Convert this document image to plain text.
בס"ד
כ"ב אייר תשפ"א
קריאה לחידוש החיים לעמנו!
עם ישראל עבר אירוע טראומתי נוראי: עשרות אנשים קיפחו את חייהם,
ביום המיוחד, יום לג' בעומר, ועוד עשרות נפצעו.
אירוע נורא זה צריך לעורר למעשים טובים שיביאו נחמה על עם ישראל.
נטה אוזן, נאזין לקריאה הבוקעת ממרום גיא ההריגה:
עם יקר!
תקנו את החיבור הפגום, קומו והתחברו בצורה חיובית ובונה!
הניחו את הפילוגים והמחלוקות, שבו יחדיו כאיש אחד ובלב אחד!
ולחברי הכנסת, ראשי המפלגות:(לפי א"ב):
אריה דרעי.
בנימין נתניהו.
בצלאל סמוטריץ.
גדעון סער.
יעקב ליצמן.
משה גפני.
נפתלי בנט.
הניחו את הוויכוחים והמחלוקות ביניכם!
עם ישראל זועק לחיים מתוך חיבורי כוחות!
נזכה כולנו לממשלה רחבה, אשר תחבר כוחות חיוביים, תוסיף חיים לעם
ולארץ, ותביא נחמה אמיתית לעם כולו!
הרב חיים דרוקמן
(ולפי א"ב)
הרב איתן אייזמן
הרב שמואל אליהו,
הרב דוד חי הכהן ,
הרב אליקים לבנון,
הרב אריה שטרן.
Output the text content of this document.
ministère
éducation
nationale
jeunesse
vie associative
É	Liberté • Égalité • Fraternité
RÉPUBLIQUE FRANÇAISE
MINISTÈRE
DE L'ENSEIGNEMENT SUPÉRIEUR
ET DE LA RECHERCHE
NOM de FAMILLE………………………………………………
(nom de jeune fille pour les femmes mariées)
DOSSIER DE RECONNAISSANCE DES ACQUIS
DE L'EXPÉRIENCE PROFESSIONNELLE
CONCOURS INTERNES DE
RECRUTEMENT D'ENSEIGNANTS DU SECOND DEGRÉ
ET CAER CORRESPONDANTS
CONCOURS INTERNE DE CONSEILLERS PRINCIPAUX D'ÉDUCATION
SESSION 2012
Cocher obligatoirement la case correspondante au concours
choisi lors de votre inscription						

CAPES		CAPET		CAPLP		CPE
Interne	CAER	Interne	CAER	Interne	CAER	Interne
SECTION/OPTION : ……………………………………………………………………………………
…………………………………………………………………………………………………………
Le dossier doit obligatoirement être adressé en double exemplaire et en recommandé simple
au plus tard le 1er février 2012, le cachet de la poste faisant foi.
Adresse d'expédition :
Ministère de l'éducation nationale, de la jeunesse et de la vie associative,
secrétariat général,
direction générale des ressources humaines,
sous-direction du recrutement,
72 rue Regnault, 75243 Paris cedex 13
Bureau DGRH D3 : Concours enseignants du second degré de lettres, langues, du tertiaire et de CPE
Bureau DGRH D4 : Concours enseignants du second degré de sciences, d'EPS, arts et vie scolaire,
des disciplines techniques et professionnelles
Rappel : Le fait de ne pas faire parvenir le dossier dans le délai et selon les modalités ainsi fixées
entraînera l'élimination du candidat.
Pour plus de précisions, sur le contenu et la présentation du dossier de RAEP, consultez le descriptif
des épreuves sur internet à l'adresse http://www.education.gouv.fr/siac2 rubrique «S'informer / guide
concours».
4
··········
## What to produce
Give only the number of lines in the material above that include the word "נחמה".

## Exercise answer
2